- [EXCERPTED TEXT]:
*** Block opens ***
I’d like to stress that Meckfessel said this as a private citizen and that there’s no way I can prove that the dankness of the Kay Bailey Hutchison Convention Center Arena is due to Jimmy Page’s crotch. For the record.

So as not to appear rude, I stuck around until, oh, 7:12 before I made my exit. Poor Claire Cardona. For all I know, she could still be at the Kay Bailey Hutchison Convention Center Arena, waiting for something noteworthy to happen. As one person later said to me, the road people know how to conduct a public meeting. They front-load it with jibber-jabber and Led Zeppelin crotch. Then, by the time the mic opens for comment, most of the people who wanted to speak have grown tired of waiting and decamped to follow more pleasurable pursuits, like hitting themselves in the coccyx with a hammer.

Or, in my case, having a Dirty Dusty at City Tavern before screening a movie at Main Street Garden. Funny thing about that: two twentysomething dudes who had stood out (to my mind) at the public hearing walked into the bar behind me. Actually, it wasn’t really funny. If one of them had been a rabbi and the other had been a nun, I think I could tell you a funny joke. Instead, I can only tell you that they had walked from the Kay Bailey Hutchison Convention Center Arena, and I had driven. Nonetheless, as I say, we arrived at about the same time. The dudes made fun of me for leaving the meeting early. I made fun of them for leading such miserable lives that they had attended a public hearing for a toll road on a Thursday night.

Then it was on to Main Street Garden. Again, I drove. Again, the two dudes walked. Again, we arrived at the same time. My conclusion: I should have asked for a piggy-back ride from one of those dudes. Also: cars!

Here’s what you don’t want to do after having come from a public hearing about a toll road: watch the movie Human Scale, the thrust of which is that cars and roads have already created the most dystopian future that anyone from 1900 could ever have imagined. It reminded me of Koyaanisqatsi, only with more talking.
*** Block closes ***
- [PROMPT A]: Duplicate the account of the toll road hearing from "So as not to" to "with a hammer.".
- [PROMPT B]: Go on with the account of the toll road hearing and the evening that followed, picking up after its final sentence.
None of the data that comes next has any bearing on the work.

(Page layout parsing data)
*** Block opens ***
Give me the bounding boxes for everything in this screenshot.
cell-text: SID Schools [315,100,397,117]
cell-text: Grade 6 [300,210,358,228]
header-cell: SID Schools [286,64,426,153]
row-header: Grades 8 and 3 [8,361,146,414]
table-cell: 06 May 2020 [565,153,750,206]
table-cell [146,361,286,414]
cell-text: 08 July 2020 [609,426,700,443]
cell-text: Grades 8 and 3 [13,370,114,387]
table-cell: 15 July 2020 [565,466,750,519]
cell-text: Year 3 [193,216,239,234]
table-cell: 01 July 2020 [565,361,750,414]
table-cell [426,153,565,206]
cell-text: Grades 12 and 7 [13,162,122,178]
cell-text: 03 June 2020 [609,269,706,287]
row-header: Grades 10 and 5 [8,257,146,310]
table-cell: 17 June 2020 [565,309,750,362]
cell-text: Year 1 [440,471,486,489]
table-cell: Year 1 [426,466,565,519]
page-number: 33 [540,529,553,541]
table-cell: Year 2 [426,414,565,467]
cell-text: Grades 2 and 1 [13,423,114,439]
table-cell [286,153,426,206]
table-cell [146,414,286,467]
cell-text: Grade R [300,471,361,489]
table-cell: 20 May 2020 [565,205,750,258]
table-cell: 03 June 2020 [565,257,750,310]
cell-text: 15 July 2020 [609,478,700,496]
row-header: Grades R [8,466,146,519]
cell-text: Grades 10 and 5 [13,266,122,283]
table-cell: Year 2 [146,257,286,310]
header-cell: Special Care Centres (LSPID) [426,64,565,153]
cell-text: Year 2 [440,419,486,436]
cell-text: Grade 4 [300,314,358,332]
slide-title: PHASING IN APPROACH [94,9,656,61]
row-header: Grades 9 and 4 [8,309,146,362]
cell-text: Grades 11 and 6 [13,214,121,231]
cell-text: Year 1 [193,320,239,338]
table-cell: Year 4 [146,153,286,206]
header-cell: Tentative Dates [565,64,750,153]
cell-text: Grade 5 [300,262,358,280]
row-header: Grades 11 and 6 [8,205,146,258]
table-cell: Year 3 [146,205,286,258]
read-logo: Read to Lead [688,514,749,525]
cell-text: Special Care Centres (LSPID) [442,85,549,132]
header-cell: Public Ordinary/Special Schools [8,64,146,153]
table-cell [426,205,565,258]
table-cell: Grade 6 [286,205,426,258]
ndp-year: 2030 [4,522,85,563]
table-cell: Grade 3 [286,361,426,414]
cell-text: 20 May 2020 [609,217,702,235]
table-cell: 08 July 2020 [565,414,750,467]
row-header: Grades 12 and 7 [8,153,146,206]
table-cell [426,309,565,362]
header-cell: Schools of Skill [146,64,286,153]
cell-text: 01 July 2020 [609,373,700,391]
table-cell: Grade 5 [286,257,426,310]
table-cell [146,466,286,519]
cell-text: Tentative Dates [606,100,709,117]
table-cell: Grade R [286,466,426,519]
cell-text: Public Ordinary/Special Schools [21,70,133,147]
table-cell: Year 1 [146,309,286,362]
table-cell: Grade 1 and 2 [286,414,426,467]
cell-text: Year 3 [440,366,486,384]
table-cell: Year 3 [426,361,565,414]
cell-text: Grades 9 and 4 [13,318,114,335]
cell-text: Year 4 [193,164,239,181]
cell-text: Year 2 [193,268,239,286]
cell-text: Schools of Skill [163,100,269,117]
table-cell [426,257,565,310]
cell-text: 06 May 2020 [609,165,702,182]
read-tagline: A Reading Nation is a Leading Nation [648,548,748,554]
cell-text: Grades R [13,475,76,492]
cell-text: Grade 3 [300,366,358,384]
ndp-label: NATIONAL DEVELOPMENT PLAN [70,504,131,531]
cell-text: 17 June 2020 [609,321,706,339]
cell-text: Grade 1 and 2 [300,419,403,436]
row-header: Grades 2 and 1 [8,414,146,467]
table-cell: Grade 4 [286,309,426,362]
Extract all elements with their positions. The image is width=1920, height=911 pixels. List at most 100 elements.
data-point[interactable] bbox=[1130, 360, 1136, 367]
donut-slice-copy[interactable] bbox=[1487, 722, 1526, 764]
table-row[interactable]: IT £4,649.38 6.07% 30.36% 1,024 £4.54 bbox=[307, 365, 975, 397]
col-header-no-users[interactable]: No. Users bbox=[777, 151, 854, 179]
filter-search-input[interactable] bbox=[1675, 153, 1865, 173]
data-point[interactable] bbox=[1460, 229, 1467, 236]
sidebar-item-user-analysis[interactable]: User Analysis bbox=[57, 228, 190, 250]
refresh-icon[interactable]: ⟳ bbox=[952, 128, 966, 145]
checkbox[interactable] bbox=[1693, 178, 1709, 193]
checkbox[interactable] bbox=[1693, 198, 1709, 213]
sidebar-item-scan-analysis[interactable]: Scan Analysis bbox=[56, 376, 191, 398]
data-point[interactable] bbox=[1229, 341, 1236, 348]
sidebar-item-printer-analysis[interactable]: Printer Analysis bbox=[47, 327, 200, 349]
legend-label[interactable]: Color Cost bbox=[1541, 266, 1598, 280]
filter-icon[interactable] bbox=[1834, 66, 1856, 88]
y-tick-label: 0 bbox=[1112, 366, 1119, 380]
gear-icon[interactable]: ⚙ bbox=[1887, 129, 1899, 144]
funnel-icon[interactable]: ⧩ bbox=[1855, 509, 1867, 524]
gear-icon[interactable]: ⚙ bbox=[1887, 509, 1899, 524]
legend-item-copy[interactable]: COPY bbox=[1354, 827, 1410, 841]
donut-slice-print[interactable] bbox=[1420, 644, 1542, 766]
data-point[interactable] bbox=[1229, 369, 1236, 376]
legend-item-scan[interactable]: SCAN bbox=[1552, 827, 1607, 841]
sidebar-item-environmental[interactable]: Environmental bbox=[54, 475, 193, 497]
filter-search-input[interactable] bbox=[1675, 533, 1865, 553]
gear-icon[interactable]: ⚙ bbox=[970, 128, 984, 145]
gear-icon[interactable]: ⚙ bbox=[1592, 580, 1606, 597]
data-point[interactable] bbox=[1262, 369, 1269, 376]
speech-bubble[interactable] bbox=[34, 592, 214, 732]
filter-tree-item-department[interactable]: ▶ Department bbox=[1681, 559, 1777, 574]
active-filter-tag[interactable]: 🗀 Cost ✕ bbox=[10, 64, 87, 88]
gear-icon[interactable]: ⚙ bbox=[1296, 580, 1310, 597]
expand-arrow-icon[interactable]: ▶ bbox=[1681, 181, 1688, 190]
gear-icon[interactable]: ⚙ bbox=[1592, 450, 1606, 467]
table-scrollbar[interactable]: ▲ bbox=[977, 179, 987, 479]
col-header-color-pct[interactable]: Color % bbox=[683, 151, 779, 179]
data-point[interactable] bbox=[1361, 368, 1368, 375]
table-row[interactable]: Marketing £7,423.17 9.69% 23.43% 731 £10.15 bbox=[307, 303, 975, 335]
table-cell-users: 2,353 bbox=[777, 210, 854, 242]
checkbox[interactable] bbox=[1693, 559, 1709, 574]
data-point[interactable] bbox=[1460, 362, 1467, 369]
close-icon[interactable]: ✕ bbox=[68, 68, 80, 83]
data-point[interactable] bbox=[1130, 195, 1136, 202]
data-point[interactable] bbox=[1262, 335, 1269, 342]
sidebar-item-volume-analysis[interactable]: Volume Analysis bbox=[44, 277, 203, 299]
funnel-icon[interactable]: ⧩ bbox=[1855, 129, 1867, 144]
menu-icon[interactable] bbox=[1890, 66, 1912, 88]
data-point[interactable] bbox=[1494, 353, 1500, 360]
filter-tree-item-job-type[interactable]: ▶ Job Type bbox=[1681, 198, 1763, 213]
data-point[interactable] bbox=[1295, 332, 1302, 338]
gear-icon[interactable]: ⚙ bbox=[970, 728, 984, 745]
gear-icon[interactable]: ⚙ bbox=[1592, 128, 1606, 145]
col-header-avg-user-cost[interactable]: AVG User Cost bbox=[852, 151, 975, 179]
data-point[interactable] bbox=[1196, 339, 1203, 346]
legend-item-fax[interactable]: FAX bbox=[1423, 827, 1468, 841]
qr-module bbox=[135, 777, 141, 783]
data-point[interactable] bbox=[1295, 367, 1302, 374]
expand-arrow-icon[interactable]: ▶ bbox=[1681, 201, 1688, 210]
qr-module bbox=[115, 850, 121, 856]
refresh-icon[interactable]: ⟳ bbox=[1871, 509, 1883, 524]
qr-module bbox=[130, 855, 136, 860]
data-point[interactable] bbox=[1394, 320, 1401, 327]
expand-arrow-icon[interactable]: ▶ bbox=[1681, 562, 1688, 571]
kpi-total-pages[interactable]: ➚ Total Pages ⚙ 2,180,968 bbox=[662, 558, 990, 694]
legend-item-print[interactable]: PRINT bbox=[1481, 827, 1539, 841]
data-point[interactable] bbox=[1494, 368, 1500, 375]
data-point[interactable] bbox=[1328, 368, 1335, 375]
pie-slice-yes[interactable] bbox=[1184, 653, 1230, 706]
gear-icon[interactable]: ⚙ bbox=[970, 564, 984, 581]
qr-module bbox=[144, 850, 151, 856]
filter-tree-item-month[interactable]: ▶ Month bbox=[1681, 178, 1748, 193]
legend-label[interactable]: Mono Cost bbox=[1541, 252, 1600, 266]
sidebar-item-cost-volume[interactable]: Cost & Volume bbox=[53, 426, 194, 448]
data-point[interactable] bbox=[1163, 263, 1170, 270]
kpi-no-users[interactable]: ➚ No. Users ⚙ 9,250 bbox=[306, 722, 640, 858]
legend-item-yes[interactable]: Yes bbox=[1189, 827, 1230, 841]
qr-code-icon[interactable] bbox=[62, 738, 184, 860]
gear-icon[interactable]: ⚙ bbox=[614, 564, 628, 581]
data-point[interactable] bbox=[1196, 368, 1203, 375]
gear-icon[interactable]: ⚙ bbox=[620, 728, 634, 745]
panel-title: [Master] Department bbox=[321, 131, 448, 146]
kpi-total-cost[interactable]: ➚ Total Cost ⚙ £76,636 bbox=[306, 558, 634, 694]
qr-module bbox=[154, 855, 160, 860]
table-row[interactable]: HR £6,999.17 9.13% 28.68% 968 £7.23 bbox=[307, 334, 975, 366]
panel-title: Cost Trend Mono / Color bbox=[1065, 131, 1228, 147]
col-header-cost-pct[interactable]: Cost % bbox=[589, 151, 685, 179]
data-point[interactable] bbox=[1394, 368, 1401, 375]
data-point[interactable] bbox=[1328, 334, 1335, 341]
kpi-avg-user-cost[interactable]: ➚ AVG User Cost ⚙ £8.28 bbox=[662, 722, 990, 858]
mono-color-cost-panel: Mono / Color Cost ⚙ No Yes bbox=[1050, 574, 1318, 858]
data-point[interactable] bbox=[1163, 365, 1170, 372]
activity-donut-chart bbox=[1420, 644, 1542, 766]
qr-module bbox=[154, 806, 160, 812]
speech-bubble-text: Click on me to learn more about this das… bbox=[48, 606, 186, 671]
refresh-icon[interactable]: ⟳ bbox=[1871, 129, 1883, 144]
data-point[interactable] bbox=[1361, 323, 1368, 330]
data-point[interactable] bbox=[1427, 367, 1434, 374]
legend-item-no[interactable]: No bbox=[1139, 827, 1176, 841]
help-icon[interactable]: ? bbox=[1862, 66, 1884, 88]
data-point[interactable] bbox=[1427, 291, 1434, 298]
*** Block closes ***
- [EXERCISE OUTPUT A]:
So as not to appear rude, I stuck around until, oh, 7:12 before I made my exit. Poor Claire Cardona. For all I know, she could still be at the Kay Bailey Hutchison Convention Center Arena, waiting for something noteworthy to happen. As one person later said to me, the road people know how to conduct a public meeting. They front-load it with jibber-jabber and Led Zeppelin crotch. Then, by the time the mic opens for comment, most of the people who wanted to speak have grown tired of waiting and decamped to follow more pleasurable pursuits, like hitting themselves in the coccyx with a hammer.

- [EXERCISE OUTPUT B]:
Deeply depressed (or perhaps just overcome by the smell of dog urine, since Main Street Garden, owing to overuse, is now just one giant patch of dead grass and dirt and piss, demonstrating just how desperate Dallas is for parks), I went for a beer at City Park Cafe, which really needs to step up its beer selection. There I again ran into one of the twentysomething dudes who walks as fast as I drive. We struck up a serious conversation (that FoF totally tried to horn in on).

I’ll leave you with this: the guy’s name was Thomas Simpson. He graduated from Woodrow Wilson and went on to Princeton. He works at bcWORKSHOP. His dad was on the first DART board. For his undergrad thesis, Simpson wrote a 112-paper titled “Seeds of Sprawl: Street Planning and the Automobile in Dallas, Texas, 1900-1940,” a paper he was kind enough to email me and which I look forward to reading over the weekend. That’s the Dallas I want. The one where walking makes as much sense as driving. The one where density creates social interaction that fills your brain with smart ideas (and, yeah, a little ethanol). The one where life is organized on a human scale and not around automobiles, where rivers don’t get walled off by toll roads, and where — above all else — former Senator Kay Bailey Hutchison can jam out to “When the Levee Breaks” without shedding a tear for having helped to drop a toll road in a floodplain.

UPDATE (4/27/14): Bob Meckfessel and I exchanged email. He confirmed that I did, indeed, quote him faithfully. He also let me know that he saw Jimi Hendrix, The Who, and Led Zeppelin at the Convention Center. He did not specify whether he saw those acts as a private citizen or as a member of a professional organization.